-- Exercise brief --
State how many lines in the entries below contain "общественных". Write nothing but the number.

-- Provided data --
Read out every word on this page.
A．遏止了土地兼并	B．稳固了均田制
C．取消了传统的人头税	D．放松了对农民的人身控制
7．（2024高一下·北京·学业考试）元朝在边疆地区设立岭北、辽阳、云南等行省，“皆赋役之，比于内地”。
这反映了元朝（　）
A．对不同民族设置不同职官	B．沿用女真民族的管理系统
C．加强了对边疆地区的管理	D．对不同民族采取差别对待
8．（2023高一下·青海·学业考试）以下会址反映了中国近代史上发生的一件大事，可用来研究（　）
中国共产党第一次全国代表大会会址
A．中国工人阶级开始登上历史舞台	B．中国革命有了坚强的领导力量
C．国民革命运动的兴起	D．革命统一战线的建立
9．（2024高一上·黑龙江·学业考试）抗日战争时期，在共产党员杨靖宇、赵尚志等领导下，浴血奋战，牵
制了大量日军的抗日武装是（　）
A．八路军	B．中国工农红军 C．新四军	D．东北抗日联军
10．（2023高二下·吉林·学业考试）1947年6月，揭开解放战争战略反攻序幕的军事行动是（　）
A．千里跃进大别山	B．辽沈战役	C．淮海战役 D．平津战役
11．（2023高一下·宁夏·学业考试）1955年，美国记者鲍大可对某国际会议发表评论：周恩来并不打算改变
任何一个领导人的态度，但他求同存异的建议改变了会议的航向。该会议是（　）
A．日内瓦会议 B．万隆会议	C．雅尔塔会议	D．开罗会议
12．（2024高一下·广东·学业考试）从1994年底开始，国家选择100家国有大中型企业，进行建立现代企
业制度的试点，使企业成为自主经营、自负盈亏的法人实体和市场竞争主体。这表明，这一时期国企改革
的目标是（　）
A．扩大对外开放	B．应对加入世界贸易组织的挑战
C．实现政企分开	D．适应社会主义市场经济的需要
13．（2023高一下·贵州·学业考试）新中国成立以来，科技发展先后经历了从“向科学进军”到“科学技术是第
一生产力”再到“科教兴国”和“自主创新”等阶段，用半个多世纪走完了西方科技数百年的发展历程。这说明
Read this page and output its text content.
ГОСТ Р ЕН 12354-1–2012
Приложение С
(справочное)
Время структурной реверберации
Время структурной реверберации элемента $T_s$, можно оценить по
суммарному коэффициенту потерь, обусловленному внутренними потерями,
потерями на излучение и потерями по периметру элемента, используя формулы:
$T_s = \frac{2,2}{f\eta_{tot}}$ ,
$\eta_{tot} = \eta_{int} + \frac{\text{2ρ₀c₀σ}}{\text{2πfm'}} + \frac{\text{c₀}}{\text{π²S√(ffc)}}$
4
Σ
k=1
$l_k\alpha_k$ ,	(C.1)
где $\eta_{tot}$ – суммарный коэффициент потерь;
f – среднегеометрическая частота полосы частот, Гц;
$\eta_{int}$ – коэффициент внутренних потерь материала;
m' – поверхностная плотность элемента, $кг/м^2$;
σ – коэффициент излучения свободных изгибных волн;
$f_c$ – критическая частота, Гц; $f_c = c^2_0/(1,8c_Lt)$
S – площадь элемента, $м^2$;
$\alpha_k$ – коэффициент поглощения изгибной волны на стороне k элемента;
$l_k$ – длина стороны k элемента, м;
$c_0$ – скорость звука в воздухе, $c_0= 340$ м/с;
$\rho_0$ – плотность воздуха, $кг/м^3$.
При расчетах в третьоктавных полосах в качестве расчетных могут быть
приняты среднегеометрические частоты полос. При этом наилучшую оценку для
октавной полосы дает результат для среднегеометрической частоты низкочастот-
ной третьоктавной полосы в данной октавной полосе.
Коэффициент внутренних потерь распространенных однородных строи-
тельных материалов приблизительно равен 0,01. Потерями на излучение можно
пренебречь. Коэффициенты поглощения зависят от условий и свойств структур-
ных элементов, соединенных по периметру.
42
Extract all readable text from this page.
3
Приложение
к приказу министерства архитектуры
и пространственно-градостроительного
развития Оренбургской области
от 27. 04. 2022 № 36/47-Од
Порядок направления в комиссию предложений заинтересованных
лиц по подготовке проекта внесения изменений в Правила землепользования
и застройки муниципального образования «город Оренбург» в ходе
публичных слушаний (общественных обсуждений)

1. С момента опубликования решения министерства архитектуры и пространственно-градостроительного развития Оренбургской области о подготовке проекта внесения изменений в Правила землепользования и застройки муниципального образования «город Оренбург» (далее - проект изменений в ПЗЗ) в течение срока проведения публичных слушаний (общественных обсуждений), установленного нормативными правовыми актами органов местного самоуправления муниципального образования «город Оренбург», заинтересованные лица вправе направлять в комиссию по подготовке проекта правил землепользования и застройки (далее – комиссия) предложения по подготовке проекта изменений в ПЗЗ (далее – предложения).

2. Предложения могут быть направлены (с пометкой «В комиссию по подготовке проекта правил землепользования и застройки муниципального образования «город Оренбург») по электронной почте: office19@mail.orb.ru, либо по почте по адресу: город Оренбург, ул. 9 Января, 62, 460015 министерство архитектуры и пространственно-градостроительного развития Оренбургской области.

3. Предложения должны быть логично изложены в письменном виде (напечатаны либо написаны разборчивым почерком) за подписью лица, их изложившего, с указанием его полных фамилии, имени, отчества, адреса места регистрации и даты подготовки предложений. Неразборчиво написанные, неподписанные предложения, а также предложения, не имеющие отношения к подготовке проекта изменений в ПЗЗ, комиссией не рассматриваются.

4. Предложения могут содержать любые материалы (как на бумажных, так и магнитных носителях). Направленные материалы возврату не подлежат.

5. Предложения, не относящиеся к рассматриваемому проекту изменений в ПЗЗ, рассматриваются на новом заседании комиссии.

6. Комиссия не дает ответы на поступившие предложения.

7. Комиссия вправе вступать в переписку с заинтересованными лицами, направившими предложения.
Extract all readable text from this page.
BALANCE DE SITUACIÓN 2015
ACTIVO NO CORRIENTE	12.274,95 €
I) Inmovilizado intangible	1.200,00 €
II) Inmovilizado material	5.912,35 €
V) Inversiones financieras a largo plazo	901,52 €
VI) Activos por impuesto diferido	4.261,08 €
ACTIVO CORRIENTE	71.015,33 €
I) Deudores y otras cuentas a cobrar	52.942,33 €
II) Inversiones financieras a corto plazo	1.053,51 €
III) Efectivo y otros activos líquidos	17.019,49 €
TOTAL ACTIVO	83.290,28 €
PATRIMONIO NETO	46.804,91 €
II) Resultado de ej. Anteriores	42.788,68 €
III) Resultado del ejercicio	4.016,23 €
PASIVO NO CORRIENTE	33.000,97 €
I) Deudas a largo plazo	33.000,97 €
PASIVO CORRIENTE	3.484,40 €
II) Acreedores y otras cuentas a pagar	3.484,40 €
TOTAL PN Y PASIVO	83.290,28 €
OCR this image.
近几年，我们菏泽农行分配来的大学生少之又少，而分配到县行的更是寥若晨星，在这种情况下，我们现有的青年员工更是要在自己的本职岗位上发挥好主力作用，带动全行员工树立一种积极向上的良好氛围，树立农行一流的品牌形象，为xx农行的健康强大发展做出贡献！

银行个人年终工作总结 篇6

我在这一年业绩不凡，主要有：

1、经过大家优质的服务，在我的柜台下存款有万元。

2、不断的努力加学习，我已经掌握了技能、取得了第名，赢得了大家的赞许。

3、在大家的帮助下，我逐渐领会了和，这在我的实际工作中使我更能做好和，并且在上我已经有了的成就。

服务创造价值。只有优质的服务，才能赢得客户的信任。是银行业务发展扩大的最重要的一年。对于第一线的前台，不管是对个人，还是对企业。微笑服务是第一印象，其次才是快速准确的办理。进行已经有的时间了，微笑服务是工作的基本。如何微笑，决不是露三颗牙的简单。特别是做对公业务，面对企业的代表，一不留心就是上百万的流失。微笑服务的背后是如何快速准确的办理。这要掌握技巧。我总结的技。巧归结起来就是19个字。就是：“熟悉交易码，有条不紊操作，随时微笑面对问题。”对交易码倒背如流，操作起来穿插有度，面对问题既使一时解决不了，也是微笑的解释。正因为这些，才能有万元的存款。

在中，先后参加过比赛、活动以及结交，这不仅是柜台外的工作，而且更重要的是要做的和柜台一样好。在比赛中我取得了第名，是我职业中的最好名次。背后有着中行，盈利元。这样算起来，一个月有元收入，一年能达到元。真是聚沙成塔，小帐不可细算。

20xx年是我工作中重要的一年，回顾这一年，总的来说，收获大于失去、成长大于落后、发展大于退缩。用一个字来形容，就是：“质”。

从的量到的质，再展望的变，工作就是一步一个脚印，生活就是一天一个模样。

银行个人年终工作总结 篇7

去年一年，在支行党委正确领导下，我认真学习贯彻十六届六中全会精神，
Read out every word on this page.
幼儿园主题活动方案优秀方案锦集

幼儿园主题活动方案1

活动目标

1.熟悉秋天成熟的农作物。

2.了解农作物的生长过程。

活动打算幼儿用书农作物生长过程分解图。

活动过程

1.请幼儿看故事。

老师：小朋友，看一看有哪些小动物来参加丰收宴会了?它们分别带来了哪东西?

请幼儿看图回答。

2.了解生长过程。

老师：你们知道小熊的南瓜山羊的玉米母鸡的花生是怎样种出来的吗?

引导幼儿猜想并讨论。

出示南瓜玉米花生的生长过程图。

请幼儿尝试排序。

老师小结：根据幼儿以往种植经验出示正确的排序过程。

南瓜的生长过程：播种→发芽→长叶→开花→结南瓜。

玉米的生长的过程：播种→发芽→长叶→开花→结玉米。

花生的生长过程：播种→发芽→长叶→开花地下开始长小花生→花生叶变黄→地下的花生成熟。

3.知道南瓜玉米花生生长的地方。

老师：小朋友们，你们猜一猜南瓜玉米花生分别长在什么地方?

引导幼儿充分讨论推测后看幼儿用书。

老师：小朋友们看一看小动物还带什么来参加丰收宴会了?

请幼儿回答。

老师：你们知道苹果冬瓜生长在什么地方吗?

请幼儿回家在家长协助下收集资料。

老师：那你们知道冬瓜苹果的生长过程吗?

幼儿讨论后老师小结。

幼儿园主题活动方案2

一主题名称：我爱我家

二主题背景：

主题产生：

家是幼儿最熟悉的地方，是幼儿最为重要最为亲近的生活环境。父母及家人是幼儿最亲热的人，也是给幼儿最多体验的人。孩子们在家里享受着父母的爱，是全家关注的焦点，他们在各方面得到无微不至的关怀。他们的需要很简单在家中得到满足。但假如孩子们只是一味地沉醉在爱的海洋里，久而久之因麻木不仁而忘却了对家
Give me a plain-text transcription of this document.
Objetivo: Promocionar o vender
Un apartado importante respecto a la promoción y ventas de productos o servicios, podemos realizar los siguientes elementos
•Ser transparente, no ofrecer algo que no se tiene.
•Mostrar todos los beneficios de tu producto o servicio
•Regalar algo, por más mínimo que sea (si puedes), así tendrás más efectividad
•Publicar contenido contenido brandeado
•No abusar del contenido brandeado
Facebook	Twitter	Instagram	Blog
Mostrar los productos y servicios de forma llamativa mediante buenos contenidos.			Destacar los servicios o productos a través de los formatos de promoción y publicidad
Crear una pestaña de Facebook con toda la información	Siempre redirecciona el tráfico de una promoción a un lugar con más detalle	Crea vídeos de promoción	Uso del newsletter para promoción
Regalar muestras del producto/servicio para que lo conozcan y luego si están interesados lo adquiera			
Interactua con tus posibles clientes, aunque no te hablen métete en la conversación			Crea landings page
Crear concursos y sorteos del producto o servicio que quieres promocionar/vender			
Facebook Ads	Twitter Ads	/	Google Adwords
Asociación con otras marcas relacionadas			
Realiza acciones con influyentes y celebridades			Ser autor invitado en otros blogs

-- Answer for the task --
2